# Provided information
>>>

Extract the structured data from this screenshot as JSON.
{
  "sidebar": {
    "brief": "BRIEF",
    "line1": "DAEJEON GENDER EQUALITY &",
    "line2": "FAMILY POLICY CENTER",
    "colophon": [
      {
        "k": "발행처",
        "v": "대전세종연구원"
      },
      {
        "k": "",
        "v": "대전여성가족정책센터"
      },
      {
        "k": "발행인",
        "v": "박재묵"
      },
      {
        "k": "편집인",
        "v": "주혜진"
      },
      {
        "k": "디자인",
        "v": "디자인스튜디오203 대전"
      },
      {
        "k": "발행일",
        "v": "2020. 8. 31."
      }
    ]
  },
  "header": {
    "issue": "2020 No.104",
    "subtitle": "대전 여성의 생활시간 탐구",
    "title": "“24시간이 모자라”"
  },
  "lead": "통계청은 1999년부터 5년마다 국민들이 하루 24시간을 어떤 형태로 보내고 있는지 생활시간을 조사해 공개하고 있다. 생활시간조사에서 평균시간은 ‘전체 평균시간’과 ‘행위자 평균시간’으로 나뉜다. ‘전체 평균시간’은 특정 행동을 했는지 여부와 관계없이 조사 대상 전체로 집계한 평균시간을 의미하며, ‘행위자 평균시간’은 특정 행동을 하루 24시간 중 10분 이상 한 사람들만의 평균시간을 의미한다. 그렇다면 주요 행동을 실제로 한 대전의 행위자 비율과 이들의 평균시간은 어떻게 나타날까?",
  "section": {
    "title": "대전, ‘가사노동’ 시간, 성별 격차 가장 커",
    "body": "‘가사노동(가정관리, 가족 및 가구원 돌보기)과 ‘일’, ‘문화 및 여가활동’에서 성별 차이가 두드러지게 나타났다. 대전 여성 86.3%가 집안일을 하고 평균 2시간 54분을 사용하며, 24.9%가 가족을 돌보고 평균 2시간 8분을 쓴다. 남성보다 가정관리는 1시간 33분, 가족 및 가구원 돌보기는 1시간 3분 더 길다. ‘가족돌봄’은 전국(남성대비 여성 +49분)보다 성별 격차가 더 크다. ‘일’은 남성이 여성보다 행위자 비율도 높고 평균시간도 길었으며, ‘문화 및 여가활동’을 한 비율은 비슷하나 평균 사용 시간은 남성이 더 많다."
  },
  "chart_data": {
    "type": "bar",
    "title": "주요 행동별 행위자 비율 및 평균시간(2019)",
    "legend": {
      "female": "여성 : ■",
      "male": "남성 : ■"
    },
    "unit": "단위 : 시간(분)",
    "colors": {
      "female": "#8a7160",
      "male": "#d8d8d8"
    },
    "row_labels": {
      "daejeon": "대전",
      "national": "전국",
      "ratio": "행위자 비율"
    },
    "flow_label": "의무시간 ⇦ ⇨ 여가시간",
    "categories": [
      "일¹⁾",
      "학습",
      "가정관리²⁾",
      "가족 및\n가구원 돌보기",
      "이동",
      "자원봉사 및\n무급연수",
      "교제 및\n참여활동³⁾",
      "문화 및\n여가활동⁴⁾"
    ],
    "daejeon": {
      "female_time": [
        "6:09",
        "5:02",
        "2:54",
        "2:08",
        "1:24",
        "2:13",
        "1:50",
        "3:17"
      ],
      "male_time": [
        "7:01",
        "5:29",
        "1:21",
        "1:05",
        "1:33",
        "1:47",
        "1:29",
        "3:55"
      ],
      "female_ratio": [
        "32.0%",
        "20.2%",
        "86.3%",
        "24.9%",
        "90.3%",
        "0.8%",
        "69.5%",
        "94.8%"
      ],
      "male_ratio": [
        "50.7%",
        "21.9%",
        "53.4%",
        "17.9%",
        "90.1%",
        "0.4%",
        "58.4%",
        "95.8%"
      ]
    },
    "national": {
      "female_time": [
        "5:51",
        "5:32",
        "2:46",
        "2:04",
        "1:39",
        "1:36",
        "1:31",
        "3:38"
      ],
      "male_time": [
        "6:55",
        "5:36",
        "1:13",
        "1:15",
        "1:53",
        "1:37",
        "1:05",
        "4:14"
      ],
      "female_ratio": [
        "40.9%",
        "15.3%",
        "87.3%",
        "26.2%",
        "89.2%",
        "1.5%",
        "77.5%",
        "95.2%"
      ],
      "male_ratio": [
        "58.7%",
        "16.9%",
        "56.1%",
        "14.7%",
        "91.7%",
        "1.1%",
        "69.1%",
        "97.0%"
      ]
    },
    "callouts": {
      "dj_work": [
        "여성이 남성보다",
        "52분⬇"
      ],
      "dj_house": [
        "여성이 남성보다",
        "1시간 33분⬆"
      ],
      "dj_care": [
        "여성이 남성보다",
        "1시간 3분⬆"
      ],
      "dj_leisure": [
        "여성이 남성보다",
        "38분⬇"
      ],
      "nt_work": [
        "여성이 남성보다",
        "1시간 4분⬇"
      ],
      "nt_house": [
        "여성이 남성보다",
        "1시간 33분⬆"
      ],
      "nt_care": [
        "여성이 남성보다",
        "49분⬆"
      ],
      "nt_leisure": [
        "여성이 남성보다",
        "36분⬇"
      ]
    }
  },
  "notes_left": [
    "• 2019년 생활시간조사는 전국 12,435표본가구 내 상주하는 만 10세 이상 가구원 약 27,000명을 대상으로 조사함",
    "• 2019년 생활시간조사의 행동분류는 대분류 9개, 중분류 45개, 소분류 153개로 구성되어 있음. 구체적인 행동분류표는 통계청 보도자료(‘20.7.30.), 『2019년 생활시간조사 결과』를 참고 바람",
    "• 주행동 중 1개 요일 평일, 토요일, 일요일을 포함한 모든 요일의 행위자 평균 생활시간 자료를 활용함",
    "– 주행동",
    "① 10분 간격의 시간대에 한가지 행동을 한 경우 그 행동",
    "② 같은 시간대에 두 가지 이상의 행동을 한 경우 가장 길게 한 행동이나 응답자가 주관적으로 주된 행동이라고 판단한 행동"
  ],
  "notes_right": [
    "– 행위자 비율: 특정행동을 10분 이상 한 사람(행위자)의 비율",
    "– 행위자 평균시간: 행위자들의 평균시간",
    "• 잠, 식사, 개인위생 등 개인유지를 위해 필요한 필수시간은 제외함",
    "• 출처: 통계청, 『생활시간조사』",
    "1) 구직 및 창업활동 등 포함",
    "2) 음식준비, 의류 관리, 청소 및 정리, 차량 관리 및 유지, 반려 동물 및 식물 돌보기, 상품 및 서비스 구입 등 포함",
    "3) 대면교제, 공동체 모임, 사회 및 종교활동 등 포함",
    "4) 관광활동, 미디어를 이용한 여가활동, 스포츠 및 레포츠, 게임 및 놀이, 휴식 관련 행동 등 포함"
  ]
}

<<<

# Exercise directions
Output all of the data again, exactly.

# Written response
Extract the structured data from this screenshot as JSON.
{
  "sidebar": {
    "brief": "BRIEF",
    "line1": "DAEJEON GENDER EQUALITY &",
    "line2": "FAMILY POLICY CENTER",
    "colophon": [
      {
        "k": "발행처",
        "v": "대전세종연구원"
      },
      {
        "k": "",
        "v": "대전여성가족정책센터"
      },
      {
        "k": "발행인",
        "v": "박재묵"
      },
      {
        "k": "편집인",
        "v": "주혜진"
      },
      {
        "k": "디자인",
        "v": "디자인스튜디오203 대전"
      },
      {
        "k": "발행일",
        "v": "2020. 8. 31."
      }
    ]
  },
  "header": {
    "issue": "2020 No.104",
    "subtitle": "대전 여성의 생활시간 탐구",
    "title": "“24시간이 모자라”"
  },
  "lead": "통계청은 1999년부터 5년마다 국민들이 하루 24시간을 어떤 형태로 보내고 있는지 생활시간을 조사해 공개하고 있다. 생활시간조사에서 평균시간은 ‘전체 평균시간’과 ‘행위자 평균시간’으로 나뉜다. ‘전체 평균시간’은 특정 행동을 했는지 여부와 관계없이 조사 대상 전체로 집계한 평균시간을 의미하며, ‘행위자 평균시간’은 특정 행동을 하루 24시간 중 10분 이상 한 사람들만의 평균시간을 의미한다. 그렇다면 주요 행동을 실제로 한 대전의 행위자 비율과 이들의 평균시간은 어떻게 나타날까?",
  "section": {
    "title": "대전, ‘가사노동’ 시간, 성별 격차 가장 커",
    "body": "‘가사노동(가정관리, 가족 및 가구원 돌보기)과 ‘일’, ‘문화 및 여가활동’에서 성별 차이가 두드러지게 나타났다. 대전 여성 86.3%가 집안일을 하고 평균 2시간 54분을 사용하며, 24.9%가 가족을 돌보고 평균 2시간 8분을 쓴다. 남성보다 가정관리는 1시간 33분, 가족 및 가구원 돌보기는 1시간 3분 더 길다. ‘가족돌봄’은 전국(남성대비 여성 +49분)보다 성별 격차가 더 크다. ‘일’은 남성이 여성보다 행위자 비율도 높고 평균시간도 길었으며, ‘문화 및 여가활동’을 한 비율은 비슷하나 평균 사용 시간은 남성이 더 많다."
  },
  "chart_data": {
    "type": "bar",
    "title": "주요 행동별 행위자 비율 및 평균시간(2019)",
    "legend": {
      "female": "여성 : ■",
      "male": "남성 : ■"
    },
    "unit": "단위 : 시간(분)",
    "colors": {
      "female": "#8a7160",
      "male": "#d8d8d8"
    },
    "row_labels": {
      "daejeon": "대전",
      "national": "전국",
      "ratio": "행위자 비율"
    },
    "flow_label": "의무시간 ⇦ ⇨ 여가시간",
    "categories": [
      "일¹⁾",
      "학습",
      "가정관리²⁾",
      "가족 및\n가구원 돌보기",
      "이동",
      "자원봉사 및\n무급연수",
      "교제 및\n참여활동³⁾",
      "문화 및\n여가활동⁴⁾"
    ],
    "daejeon": {
      "female_time": [
        "6:09",
        "5:02",
        "2:54",
        "2:08",
        "1:24",
        "2:13",
        "1:50",
        "3:17"
      ],
      "male_time": [
        "7:01",
        "5:29",
        "1:21",
        "1:05",
        "1:33",
        "1:47",
        "1:29",
        "3:55"
      ],
      "female_ratio": [
        "32.0%",
        "20.2%",
        "86.3%",
        "24.9%",
        "90.3%",
        "0.8%",
        "69.5%",
        "94.8%"
      ],
      "male_ratio": [
        "50.7%",
        "21.9%",
        "53.4%",
        "17.9%",
        "90.1%",
        "0.4%",
        "58.4%",
        "95.8%"
      ]
    },
    "national": {
      "female_time": [
        "5:51",
        "5:32",
        "2:46",
        "2:04",
        "1:39",
        "1:36",
        "1:31",
        "3:38"
      ],
      "male_time": [
        "6:55",
        "5:36",
        "1:13",
        "1:15",
        "1:53",
        "1:37",
        "1:05",
        "4:14"
      ],
      "female_ratio": [
        "40.9%",
        "15.3%",
        "87.3%",
        "26.2%",
        "89.2%",
        "1.5%",
        "77.5%",
        "95.2%"
      ],
      "male_ratio": [
        "58.7%",
        "16.9%",
        "56.1%",
        "14.7%",
        "91.7%",
        "1.1%",
        "69.1%",
        "97.0%"
      ]
    },
    "callouts": {
      "dj_work": [
        "여성이 남성보다",
        "52분⬇"
      ],
      "dj_house": [
        "여성이 남성보다",
        "1시간 33분⬆"
      ],
      "dj_care": [
        "여성이 남성보다",
        "1시간 3분⬆"
      ],
      "dj_leisure": [
        "여성이 남성보다",
        "38분⬇"
      ],
      "nt_work": [
        "여성이 남성보다",
        "1시간 4분⬇"
      ],
      "nt_house": [
        "여성이 남성보다",
        "1시간 33분⬆"
      ],
      "nt_care": [
        "여성이 남성보다",
        "49분⬆"
      ],
      "nt_leisure": [
        "여성이 남성보다",
        "36분⬇"
      ]
    }
  },
  "notes_left": [
    "• 2019년 생활시간조사는 전국 12,435표본가구 내 상주하는 만 10세 이상 가구원 약 27,000명을 대상으로 조사함",
    "• 2019년 생활시간조사의 행동분류는 대분류 9개, 중분류 45개, 소분류 153개로 구성되어 있음. 구체적인 행동분류표는 통계청 보도자료(‘20.7.30.), 『2019년 생활시간조사 결과』를 참고 바람",
    "• 주행동 중 1개 요일 평일, 토요일, 일요일을 포함한 모든 요일의 행위자 평균 생활시간 자료를 활용함",
    "– 주행동",
    "① 10분 간격의 시간대에 한가지 행동을 한 경우 그 행동",
    "② 같은 시간대에 두 가지 이상의 행동을 한 경우 가장 길게 한 행동이나 응답자가 주관적으로 주된 행동이라고 판단한 행동"
  ],
  "notes_right": [
    "– 행위자 비율: 특정행동을 10분 이상 한 사람(행위자)의 비율",
    "– 행위자 평균시간: 행위자들의 평균시간",
    "• 잠, 식사, 개인위생 등 개인유지를 위해 필요한 필수시간은 제외함",
    "• 출처: 통계청, 『생활시간조사』",
    "1) 구직 및 창업활동 등 포함",
    "2) 음식준비, 의류 관리, 청소 및 정리, 차량 관리 및 유지, 반려 동물 및 식물 돌보기, 상품 및 서비스 구입 등 포함",
    "3) 대면교제, 공동체 모임, 사회 및 종교활동 등 포함",
    "4) 관광활동, 미디어를 이용한 여가활동, 스포츠 및 레포츠, 게임 및 놀이, 휴식 관련 행동 등 포함"
  ]
}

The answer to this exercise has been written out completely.